### What needs to be done:
Please pull out every line that includes the string "Support".

### The input:
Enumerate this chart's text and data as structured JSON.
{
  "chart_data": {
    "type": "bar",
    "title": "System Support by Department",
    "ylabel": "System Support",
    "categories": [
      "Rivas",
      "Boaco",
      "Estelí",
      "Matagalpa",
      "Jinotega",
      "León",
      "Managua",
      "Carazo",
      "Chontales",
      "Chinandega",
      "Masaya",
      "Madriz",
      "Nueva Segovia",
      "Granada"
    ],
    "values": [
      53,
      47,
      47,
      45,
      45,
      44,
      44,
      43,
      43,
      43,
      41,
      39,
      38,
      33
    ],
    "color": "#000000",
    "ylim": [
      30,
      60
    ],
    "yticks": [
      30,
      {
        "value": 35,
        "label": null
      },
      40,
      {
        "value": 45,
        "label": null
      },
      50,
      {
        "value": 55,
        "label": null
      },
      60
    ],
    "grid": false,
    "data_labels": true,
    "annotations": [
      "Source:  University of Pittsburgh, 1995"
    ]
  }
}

### Answer to this task:
    "title": "System Support by Department",
    "ylabel": "System Support",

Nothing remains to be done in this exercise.